● **WORK TO BE COMPLETED**: Find each line containing the string "Finelle". Copy it.

[Begin DATA EXCERPTS]

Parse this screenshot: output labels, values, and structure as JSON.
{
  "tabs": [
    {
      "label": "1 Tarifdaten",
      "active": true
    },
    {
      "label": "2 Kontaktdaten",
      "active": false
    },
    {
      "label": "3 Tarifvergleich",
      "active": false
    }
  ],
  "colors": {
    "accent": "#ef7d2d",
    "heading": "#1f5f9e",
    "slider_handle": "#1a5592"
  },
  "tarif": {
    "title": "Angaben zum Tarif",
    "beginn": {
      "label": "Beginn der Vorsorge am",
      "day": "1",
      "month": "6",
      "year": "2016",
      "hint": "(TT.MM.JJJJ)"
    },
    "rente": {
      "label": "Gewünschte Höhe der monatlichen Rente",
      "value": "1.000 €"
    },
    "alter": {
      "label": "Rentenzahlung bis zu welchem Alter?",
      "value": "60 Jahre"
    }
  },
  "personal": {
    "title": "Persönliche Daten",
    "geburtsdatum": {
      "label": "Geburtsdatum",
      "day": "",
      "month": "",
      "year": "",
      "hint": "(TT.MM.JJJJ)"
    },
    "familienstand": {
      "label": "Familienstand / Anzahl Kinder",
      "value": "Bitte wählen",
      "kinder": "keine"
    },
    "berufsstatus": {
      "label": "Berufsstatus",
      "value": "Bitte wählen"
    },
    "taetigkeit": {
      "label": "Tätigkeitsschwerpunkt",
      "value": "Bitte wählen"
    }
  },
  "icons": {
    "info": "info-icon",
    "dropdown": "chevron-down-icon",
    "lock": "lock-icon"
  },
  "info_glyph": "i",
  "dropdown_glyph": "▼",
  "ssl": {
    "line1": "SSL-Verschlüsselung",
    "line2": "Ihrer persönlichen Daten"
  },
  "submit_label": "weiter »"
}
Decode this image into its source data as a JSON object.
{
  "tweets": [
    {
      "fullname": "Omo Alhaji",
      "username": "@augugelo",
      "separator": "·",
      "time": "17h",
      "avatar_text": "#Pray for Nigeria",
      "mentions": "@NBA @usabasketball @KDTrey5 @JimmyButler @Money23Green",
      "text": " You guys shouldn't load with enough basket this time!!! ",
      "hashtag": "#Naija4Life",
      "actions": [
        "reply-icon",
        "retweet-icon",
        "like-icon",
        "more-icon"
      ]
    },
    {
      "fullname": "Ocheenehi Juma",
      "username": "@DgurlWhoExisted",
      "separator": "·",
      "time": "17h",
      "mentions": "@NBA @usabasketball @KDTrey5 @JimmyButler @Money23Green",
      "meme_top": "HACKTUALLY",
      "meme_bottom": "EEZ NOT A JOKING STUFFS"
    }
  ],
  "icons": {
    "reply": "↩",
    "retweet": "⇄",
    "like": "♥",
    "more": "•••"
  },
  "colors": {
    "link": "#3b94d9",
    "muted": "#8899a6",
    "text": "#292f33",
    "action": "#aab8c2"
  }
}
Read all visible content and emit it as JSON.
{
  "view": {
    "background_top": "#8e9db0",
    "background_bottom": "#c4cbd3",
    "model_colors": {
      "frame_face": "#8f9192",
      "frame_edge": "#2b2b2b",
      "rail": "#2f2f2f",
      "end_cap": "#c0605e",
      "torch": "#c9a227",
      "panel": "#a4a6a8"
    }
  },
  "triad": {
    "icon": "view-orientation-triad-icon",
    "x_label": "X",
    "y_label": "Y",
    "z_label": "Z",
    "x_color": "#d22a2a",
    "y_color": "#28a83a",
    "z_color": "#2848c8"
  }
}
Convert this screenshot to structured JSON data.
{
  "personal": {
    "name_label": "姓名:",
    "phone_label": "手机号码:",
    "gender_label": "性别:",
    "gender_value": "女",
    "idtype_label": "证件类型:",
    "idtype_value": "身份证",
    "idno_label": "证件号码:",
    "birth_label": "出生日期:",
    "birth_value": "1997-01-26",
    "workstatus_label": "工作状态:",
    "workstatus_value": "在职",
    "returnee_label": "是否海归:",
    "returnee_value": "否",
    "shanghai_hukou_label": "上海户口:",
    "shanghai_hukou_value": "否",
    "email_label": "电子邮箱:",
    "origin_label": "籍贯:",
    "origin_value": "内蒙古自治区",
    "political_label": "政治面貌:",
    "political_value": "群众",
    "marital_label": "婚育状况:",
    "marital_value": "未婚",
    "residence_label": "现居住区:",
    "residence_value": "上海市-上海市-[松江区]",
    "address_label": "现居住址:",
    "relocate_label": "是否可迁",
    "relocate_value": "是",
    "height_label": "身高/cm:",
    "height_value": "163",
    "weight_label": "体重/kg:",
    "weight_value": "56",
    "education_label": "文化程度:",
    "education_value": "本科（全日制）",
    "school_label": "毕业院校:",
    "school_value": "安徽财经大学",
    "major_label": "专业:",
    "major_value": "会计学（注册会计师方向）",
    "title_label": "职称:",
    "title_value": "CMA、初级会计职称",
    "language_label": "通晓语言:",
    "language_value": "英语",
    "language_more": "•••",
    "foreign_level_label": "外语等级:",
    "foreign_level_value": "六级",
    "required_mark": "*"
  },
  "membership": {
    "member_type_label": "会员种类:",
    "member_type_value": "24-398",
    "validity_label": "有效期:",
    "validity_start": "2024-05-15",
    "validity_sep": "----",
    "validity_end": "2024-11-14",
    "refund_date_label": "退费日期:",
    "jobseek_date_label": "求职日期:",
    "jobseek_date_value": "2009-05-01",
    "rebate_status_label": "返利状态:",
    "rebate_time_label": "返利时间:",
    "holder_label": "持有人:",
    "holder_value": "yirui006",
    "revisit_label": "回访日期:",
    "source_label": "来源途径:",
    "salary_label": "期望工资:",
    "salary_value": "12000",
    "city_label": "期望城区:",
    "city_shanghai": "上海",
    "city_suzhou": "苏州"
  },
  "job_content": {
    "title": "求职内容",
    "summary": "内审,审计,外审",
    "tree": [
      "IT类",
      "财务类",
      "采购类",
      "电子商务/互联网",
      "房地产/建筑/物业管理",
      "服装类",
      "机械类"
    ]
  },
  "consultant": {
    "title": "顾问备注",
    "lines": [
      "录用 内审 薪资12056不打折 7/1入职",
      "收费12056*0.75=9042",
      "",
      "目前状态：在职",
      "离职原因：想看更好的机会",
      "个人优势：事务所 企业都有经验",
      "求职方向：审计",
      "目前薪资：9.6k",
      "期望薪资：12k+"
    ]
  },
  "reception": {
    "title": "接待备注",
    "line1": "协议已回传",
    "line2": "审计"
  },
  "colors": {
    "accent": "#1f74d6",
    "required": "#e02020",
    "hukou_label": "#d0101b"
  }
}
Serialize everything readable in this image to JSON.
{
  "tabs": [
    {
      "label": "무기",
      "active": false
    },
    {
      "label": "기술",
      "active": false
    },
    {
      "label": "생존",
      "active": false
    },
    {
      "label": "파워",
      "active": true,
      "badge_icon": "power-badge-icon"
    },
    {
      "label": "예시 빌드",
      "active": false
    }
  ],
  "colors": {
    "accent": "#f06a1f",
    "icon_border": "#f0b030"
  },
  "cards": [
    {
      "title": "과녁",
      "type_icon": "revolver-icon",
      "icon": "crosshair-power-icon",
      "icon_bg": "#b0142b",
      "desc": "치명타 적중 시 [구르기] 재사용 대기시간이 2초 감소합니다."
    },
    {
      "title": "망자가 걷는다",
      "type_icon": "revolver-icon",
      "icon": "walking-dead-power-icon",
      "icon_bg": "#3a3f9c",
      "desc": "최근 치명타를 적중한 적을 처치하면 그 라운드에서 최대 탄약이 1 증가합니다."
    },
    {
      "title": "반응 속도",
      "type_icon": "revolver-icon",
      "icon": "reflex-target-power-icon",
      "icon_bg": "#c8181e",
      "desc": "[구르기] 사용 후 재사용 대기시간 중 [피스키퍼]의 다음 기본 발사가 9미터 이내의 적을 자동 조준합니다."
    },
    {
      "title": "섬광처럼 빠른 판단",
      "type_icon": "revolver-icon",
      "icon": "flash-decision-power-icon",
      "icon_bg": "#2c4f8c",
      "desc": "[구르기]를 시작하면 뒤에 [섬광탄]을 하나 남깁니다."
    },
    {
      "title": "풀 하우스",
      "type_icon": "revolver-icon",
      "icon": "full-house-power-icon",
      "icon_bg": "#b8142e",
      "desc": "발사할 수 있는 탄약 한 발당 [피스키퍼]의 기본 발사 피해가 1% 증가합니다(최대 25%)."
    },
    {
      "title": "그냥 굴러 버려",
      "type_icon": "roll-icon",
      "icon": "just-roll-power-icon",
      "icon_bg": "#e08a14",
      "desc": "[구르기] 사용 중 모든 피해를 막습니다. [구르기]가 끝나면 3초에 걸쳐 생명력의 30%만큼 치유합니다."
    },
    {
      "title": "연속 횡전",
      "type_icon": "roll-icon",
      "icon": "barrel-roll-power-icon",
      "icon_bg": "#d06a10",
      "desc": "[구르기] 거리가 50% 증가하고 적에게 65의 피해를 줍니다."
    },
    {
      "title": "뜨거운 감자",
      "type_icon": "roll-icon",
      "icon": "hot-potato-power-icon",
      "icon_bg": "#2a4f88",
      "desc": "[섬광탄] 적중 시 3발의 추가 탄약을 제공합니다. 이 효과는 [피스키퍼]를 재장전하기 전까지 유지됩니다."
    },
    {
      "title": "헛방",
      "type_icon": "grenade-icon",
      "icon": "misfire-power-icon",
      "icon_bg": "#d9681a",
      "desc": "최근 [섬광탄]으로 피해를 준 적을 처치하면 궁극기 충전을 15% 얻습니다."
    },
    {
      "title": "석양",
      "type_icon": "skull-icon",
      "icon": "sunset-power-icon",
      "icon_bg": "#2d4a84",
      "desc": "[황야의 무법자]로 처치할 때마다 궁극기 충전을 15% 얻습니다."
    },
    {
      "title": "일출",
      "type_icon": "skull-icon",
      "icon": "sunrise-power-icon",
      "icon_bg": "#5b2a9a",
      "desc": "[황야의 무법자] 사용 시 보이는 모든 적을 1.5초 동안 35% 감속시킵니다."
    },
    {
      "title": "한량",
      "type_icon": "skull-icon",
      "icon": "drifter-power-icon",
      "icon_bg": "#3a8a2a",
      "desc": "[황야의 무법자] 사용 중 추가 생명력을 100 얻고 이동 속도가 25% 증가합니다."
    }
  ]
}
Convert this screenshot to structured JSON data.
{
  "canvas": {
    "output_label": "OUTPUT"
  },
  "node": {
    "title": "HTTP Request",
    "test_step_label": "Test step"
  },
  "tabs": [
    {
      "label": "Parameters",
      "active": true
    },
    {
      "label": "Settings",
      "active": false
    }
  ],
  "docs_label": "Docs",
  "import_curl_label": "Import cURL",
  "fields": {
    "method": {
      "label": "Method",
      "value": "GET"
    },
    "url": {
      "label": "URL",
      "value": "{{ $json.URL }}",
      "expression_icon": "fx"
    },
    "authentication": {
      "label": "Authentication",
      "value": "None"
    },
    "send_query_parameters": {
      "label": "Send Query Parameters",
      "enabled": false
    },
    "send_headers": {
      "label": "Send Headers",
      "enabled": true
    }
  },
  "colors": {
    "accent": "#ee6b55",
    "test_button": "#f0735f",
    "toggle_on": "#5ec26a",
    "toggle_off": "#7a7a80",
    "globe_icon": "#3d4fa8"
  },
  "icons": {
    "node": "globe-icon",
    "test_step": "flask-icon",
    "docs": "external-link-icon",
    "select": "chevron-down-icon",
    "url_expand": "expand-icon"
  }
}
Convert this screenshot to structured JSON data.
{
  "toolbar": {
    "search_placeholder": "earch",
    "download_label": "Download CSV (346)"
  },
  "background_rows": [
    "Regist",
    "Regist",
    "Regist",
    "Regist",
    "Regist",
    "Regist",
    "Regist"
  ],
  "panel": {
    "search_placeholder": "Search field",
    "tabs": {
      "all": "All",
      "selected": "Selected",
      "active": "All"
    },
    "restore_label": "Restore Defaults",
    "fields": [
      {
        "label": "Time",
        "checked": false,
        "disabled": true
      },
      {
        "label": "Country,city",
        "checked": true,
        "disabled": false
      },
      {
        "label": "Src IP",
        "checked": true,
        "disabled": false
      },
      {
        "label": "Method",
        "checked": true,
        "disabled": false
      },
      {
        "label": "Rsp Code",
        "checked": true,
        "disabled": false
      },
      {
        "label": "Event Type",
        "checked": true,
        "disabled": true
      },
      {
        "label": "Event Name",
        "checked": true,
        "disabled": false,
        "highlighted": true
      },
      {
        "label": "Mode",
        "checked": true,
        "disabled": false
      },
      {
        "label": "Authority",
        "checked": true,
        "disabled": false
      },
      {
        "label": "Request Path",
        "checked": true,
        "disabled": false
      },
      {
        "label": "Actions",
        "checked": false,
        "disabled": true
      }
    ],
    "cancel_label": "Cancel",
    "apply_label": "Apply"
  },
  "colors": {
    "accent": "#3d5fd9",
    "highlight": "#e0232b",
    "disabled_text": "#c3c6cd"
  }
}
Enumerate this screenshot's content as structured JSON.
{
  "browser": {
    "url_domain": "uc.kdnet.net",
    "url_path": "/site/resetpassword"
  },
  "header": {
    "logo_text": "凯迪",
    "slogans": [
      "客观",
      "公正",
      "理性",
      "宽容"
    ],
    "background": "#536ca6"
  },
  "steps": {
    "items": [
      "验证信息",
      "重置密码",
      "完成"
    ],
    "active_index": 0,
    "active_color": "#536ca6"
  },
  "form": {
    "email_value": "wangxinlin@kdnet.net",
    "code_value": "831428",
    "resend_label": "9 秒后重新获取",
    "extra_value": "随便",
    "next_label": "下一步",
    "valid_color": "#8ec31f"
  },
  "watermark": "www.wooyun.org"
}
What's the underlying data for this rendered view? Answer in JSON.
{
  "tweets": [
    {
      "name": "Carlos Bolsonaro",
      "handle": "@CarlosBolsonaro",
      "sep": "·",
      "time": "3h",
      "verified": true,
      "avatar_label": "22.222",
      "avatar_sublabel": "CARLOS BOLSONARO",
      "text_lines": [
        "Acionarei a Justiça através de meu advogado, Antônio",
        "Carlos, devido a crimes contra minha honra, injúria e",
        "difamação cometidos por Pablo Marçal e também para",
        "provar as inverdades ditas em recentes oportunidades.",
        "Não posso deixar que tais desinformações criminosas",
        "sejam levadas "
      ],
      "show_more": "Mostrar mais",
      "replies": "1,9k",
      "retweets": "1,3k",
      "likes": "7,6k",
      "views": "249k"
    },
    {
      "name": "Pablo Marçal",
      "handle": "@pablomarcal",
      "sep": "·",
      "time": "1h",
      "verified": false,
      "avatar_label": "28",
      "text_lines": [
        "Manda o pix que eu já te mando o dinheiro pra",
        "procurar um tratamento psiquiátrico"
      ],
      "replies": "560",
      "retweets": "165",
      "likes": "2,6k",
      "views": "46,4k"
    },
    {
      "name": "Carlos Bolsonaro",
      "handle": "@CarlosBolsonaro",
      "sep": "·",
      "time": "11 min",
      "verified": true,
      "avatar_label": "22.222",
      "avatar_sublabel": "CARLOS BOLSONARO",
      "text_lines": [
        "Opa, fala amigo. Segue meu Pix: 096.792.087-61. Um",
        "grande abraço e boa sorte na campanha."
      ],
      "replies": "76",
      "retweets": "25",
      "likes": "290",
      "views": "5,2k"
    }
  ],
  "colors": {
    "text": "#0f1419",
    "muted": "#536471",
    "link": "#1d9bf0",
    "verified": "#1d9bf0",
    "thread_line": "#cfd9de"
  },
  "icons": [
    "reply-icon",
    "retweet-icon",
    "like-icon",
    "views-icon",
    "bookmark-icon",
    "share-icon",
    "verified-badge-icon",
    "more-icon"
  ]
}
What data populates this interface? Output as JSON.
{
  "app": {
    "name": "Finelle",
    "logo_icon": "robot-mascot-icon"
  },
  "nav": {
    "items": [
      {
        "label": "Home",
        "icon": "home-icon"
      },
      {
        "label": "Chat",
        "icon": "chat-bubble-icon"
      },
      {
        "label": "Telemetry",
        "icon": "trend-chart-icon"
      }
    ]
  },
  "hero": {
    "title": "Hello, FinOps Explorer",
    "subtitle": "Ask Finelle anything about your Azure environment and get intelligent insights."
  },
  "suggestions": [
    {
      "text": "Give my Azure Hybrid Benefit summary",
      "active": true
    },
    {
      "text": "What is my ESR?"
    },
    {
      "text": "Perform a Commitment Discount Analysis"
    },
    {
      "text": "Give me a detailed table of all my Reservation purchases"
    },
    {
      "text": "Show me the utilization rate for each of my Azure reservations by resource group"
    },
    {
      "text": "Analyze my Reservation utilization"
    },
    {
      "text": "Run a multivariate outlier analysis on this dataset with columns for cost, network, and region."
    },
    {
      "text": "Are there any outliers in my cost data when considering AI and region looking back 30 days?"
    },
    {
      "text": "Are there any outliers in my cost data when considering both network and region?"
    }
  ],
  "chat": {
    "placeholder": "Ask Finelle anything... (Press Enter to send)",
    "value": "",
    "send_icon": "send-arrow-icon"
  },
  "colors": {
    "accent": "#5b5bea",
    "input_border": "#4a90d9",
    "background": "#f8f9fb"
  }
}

[End DATA EXCERPTS]

● **THE OUTPUT**:
    "name": "Finelle",
    "subtitle": "Ask Finelle anything about your Azure environment and get intelligent insights."
    "placeholder": "Ask Finelle anything... (Press Enter to send)",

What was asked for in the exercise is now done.